Ive been burning at 40X with no problems whatsoever. Ive had projects duplicated with no problems at all.
Now you all have me thinking!
Chienworks wrote on 11/17/2002, 7:17 PM
I should probably mention, before anyone asks ... yes, i've had the same results with four different burners, all different brands. So it's probably not due to a particular burner problem ;)
Cold wrote on 11/17/2002, 7:37 PM
Some burners actually perform worse at lower speeds because their lasers are set up for 40x or more. Test your burner at all speeds for compatability. Personally I use around 8x for anything going to a dup house.
drbam wrote on 11/17/2002, 10:02 PM
<<I should probably mention, before anyone asks ... yes, i've had the same results with four different burners, all different brands. So it's probably not due to a particular burner problem ;) >>

Chienworks: You didn't comment on what media you're using which obviously factors into this issue. I'm curious about what you're using (and others here as well).

[Document structure recognition data]

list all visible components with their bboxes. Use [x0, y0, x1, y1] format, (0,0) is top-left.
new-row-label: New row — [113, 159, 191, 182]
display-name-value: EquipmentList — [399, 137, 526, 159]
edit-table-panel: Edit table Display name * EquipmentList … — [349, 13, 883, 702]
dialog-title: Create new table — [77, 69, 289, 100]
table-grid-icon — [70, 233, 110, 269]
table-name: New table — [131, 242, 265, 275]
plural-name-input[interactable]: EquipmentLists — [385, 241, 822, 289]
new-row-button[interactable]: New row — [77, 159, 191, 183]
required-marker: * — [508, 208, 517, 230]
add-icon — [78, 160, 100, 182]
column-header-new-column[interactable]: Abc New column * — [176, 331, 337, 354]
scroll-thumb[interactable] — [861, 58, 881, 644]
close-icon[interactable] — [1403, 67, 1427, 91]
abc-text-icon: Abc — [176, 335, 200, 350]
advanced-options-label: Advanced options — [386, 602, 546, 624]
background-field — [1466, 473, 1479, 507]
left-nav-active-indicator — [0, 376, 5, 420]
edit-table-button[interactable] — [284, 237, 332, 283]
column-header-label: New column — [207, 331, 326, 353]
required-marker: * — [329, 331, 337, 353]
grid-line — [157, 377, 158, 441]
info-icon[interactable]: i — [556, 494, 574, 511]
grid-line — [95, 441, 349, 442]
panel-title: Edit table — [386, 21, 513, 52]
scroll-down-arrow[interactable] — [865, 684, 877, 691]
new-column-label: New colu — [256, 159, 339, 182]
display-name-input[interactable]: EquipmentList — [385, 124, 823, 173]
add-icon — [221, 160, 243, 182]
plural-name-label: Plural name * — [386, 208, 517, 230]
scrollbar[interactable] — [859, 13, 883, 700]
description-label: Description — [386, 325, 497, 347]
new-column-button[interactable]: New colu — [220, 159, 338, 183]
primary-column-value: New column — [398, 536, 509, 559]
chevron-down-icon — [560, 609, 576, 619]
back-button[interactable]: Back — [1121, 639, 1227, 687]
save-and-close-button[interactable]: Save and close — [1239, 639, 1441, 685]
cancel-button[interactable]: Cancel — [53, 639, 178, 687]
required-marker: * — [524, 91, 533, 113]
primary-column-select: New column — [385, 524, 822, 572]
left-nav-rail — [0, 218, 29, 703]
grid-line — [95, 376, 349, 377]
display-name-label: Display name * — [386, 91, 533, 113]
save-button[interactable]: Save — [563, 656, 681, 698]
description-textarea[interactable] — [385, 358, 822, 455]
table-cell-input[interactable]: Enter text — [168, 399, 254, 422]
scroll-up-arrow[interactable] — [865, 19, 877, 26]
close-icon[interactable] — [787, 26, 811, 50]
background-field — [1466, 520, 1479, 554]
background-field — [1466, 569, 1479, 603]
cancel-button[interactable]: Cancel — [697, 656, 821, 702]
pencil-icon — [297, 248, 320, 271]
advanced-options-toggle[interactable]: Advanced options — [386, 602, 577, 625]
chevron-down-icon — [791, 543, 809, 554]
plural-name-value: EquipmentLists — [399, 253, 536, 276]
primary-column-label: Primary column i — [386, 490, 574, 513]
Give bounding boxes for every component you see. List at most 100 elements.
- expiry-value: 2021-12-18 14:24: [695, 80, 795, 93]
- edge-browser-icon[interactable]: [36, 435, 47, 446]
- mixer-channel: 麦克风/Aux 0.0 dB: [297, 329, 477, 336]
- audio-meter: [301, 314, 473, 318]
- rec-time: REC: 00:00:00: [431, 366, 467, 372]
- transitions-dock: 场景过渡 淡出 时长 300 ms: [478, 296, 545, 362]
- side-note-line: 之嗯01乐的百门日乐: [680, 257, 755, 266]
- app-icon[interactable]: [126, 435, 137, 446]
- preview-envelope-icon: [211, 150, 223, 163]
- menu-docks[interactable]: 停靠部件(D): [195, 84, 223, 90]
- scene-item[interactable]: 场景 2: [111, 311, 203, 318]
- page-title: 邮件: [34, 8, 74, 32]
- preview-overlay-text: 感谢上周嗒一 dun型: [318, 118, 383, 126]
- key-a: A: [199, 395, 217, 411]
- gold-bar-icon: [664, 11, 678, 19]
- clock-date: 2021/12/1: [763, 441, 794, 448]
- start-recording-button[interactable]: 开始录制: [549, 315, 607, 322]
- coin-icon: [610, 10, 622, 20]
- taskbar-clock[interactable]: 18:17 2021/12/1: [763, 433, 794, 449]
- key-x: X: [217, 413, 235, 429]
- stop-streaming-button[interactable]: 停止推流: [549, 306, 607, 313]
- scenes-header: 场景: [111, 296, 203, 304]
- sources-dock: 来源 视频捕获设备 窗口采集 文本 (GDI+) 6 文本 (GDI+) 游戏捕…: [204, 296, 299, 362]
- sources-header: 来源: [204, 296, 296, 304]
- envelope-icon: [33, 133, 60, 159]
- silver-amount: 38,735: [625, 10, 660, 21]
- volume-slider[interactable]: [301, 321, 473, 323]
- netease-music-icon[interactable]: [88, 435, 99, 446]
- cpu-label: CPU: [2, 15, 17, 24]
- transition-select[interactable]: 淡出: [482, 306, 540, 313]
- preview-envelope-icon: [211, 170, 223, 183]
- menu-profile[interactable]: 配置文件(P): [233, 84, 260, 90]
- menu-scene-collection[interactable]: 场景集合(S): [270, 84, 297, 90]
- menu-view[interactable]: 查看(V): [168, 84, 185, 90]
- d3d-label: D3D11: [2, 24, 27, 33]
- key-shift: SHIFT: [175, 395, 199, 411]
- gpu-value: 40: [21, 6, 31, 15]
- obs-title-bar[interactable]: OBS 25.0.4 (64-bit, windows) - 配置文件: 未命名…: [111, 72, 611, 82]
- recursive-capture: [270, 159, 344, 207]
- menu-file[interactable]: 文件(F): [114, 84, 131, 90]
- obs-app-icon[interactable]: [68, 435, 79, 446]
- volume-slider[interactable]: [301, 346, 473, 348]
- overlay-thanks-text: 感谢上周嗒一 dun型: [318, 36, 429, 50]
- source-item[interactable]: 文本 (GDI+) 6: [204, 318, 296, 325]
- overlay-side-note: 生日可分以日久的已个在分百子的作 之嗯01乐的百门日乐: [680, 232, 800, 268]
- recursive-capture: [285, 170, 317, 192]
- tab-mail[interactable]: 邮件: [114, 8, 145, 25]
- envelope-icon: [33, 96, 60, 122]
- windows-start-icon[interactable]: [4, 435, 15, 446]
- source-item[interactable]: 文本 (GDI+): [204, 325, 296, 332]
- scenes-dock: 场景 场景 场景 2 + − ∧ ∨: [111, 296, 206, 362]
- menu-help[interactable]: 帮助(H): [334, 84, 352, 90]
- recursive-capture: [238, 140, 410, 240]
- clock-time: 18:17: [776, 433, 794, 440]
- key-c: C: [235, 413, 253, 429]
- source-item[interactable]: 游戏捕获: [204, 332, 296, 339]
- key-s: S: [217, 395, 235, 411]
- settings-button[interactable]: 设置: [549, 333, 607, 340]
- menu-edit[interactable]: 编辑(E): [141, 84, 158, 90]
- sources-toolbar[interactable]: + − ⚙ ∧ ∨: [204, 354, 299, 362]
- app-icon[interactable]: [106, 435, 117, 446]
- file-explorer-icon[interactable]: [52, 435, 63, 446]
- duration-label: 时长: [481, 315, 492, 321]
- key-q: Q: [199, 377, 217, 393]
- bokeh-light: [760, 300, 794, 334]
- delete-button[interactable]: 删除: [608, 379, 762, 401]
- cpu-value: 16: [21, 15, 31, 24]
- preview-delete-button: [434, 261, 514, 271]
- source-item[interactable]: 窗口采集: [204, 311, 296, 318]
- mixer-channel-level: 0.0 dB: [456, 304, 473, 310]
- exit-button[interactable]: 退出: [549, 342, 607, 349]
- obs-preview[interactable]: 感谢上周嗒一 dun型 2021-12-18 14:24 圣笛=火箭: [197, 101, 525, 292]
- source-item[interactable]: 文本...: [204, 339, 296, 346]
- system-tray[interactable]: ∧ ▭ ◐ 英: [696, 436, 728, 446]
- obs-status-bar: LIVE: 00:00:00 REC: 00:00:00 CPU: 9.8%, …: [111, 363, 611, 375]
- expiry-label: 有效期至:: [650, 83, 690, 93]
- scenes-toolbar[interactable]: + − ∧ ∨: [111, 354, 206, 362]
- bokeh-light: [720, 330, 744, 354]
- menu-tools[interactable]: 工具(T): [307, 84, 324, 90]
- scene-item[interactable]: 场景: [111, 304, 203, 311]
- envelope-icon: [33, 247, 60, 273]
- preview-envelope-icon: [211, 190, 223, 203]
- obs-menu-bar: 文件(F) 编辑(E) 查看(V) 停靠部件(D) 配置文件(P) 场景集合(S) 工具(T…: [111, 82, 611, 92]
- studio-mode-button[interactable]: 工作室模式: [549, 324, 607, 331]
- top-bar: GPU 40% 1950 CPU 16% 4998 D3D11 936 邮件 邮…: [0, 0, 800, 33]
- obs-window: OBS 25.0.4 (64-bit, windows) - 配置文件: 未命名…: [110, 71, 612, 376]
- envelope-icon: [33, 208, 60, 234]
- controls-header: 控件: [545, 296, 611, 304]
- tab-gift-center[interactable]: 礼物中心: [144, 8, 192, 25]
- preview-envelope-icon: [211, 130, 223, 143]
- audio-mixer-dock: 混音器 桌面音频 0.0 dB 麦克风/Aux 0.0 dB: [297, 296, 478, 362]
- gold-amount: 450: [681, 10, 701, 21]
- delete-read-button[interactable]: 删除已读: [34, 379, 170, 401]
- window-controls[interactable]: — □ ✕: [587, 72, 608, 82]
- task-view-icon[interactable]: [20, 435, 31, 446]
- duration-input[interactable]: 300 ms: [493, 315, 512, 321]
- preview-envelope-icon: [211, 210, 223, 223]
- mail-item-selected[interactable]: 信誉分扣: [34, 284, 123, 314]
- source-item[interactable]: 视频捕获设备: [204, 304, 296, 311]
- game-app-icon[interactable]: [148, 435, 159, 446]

> **Problem**: Copy out the forum discussion about CD burning speeds in full, word for word. The entries have no connection to the forum discussion about CD burning speeds.

> **Response area**:
Ive been burning at 40X with no problems whatsoever. Ive had projects duplicated with no problems at all.
Now you all have me thinking!
Chienworks wrote on 11/17/2002, 7:17 PM
I should probably mention, before anyone asks ... yes, i've had the same results with four different burners, all different brands. So it's probably not due to a particular burner problem ;)
Cold wrote on 11/17/2002, 7:37 PM
Some burners actually perform worse at lower speeds because their lasers are set up for 40x or more. Test your burner at all speeds for compatability. Personally I use around 8x for anything going to a dup house.
drbam wrote on 11/17/2002, 10:02 PM
<<I should probably mention, before anyone asks ... yes, i've had the same results with four different burners, all different brands. So it's probably not due to a particular burner problem ;) >>

Chienworks: You didn't comment on what media you're using which obviously factors into this issue. I'm curious about what you're using (and others here as well).